→ AIM
Copy each line below that includes "сельскохозяйственной".

→ DATA TO USE

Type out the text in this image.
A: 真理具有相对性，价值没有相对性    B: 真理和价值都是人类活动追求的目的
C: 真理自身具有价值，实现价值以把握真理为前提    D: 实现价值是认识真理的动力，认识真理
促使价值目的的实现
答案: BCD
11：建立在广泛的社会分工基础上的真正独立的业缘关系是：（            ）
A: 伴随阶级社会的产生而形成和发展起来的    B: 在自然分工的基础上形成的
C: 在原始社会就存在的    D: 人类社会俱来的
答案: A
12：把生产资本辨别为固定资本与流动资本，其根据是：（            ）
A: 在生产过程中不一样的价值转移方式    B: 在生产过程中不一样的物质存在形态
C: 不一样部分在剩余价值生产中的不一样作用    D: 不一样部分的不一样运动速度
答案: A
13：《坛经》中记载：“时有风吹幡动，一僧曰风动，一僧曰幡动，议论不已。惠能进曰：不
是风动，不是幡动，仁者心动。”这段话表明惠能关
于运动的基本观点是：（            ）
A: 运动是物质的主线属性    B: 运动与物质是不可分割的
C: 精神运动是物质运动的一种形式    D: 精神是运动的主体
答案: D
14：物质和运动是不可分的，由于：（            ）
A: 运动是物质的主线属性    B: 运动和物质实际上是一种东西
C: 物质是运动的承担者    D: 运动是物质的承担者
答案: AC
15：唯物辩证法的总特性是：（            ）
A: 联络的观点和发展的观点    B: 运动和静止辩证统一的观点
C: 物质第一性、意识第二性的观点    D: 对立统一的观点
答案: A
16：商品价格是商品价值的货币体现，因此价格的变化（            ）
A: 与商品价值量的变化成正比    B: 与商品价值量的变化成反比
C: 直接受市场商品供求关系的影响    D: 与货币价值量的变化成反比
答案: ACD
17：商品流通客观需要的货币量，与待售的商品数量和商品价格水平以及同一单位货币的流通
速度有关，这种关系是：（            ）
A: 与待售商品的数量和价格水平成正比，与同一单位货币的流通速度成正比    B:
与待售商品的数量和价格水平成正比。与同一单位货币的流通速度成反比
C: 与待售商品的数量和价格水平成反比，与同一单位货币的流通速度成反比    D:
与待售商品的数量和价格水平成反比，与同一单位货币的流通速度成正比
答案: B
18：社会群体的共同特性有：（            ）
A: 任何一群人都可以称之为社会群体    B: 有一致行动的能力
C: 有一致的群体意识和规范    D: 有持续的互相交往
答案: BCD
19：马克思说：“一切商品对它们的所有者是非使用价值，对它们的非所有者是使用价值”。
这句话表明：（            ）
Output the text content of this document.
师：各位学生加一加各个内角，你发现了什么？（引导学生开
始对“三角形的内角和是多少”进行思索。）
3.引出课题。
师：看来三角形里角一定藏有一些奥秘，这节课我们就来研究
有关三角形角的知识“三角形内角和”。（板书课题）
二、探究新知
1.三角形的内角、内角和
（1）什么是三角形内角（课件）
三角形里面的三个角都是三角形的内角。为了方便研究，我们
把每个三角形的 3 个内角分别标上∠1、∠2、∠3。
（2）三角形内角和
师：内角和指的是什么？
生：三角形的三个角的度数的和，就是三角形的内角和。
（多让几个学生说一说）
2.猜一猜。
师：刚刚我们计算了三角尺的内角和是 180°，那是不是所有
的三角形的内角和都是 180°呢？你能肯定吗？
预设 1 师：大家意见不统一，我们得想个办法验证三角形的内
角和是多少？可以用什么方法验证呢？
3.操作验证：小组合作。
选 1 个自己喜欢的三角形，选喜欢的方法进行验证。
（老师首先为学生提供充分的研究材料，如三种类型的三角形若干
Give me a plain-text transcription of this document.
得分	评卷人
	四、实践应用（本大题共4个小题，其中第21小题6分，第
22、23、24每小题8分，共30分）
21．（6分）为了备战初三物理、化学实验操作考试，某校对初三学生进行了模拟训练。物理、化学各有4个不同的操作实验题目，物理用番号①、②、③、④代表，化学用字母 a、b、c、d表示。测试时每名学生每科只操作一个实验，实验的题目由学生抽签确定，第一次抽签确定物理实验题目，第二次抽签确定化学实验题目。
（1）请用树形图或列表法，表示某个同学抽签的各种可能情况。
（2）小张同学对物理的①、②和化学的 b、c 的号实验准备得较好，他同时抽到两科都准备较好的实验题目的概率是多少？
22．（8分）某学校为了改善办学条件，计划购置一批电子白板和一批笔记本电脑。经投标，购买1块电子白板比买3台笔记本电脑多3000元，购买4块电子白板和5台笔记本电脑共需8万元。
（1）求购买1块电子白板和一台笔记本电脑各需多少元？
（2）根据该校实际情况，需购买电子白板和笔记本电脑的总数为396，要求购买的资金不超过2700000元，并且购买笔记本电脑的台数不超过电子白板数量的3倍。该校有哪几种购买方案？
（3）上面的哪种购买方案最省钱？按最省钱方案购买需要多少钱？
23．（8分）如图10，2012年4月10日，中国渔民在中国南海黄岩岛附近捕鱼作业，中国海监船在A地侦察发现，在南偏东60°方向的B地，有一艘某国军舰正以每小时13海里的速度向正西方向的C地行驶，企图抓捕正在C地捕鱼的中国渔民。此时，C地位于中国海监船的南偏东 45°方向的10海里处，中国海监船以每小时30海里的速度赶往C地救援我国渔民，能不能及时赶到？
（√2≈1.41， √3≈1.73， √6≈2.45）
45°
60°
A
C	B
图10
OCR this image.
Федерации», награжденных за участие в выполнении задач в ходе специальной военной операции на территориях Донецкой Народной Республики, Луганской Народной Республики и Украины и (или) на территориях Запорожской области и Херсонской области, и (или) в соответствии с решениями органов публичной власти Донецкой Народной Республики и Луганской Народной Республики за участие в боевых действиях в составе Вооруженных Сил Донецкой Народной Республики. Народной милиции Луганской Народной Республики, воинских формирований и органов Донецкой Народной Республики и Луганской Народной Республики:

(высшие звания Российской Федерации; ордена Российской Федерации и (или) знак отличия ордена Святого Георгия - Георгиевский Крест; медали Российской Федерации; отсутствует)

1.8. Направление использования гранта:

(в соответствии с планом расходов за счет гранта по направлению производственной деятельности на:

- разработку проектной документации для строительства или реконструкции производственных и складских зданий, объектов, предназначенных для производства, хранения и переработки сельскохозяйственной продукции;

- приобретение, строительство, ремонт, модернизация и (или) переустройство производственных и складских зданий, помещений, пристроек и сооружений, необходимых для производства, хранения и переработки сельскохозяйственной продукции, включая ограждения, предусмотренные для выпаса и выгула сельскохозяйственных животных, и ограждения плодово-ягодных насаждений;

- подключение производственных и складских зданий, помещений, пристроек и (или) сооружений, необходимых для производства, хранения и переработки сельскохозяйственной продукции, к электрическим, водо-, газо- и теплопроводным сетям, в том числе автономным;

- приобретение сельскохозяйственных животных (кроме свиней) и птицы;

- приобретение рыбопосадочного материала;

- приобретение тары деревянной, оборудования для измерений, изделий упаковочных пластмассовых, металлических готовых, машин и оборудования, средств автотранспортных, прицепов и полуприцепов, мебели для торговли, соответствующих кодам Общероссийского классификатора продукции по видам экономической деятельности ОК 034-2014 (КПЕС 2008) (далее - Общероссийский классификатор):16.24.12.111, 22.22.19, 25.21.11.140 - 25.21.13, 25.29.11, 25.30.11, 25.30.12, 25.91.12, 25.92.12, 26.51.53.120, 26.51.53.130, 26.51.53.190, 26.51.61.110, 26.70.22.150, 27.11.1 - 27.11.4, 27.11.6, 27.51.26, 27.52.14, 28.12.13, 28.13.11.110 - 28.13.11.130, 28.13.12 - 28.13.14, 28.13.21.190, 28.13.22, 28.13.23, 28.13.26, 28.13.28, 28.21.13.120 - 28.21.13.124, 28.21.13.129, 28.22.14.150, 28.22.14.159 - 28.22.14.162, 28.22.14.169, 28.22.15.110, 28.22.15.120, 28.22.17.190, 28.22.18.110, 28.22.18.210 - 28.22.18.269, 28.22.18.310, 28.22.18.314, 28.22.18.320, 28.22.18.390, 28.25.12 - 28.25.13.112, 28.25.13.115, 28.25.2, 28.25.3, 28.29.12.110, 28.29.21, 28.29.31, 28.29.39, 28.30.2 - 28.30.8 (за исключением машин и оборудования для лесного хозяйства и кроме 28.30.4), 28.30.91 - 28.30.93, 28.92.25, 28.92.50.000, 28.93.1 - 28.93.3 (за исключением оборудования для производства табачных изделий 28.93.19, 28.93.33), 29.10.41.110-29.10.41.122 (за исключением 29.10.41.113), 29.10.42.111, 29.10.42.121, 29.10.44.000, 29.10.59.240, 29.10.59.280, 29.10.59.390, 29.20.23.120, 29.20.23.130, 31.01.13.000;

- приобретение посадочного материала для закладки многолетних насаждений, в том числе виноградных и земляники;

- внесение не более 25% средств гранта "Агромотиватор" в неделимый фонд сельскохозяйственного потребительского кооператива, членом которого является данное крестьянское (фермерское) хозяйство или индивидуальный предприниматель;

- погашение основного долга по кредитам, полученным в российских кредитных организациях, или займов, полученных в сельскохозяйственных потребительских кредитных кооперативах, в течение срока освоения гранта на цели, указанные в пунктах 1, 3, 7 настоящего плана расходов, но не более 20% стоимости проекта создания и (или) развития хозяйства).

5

→ CORRECT RESPONSE
- разработку проектной документации для строительства или реконструкции производственных и складских зданий, объектов, предназначенных для производства, хранения и переработки сельскохозяйственной продукции;
- приобретение, строительство, ремонт, модернизация и (или) переустройство производственных и складских зданий, помещений, пристроек и сооружений, необходимых для производства, хранения и переработки сельскохозяйственной продукции, включая ограждения, предусмотренные для выпаса и выгула сельскохозяйственных животных, и ограждения плодово-ягодных насаждений;
- подключение производственных и складских зданий, помещений, пристроек и (или) сооружений, необходимых для производства, хранения и переработки сельскохозяйственной продукции, к электрическим, водо-, газо- и теплопроводным сетям, в том числе автономным;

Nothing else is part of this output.